■ **Written problem**
Will you transcribe the entries that follow, exactly and in full?

■ **The input**

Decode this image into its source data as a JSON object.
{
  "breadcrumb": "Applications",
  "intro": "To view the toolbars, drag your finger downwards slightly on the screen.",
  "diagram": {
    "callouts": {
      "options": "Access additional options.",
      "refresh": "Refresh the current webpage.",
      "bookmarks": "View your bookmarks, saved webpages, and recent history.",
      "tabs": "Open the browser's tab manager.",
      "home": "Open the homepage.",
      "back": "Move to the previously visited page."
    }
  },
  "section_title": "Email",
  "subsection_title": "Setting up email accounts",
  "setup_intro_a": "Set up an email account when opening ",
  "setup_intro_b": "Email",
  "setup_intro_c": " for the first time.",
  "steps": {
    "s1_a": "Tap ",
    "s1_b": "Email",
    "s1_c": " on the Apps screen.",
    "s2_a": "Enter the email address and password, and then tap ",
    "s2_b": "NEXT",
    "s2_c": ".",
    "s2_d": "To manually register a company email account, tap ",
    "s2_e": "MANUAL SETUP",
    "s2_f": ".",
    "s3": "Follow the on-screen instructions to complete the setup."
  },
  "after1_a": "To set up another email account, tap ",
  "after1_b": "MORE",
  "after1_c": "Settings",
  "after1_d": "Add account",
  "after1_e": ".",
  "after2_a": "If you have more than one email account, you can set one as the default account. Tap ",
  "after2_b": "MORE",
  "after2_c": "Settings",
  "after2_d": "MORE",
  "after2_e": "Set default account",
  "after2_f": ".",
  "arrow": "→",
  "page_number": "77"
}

■ **Full solution**
Decode this image into its source data as a JSON object.
{
  "breadcrumb": "Applications",
  "intro": "To view the toolbars, drag your finger downwards slightly on the screen.",
  "diagram": {
    "callouts": {
      "options": "Access additional options.",
      "refresh": "Refresh the current webpage.",
      "bookmarks": "View your bookmarks, saved webpages, and recent history.",
      "tabs": "Open the browser's tab manager.",
      "home": "Open the homepage.",
      "back": "Move to the previously visited page."
    }
  },
  "section_title": "Email",
  "subsection_title": "Setting up email accounts",
  "setup_intro_a": "Set up an email account when opening ",
  "setup_intro_b": "Email",
  "setup_intro_c": " for the first time.",
  "steps": {
    "s1_a": "Tap ",
    "s1_b": "Email",
    "s1_c": " on the Apps screen.",
    "s2_a": "Enter the email address and password, and then tap ",
    "s2_b": "NEXT",
    "s2_c": ".",
    "s2_d": "To manually register a company email account, tap ",
    "s2_e": "MANUAL SETUP",
    "s2_f": ".",
    "s3": "Follow the on-screen instructions to complete the setup."
  },
  "after1_a": "To set up another email account, tap ",
  "after1_b": "MORE",
  "after1_c": "Settings",
  "after1_d": "Add account",
  "after1_e": ".",
  "after2_a": "If you have more than one email account, you can set one as the default account. Tap ",
  "after2_b": "MORE",
  "after2_c": "Settings",
  "after2_d": "MORE",
  "after2_e": "Set default account",
  "after2_f": ".",
  "arrow": "→",
  "page_number": "77"
}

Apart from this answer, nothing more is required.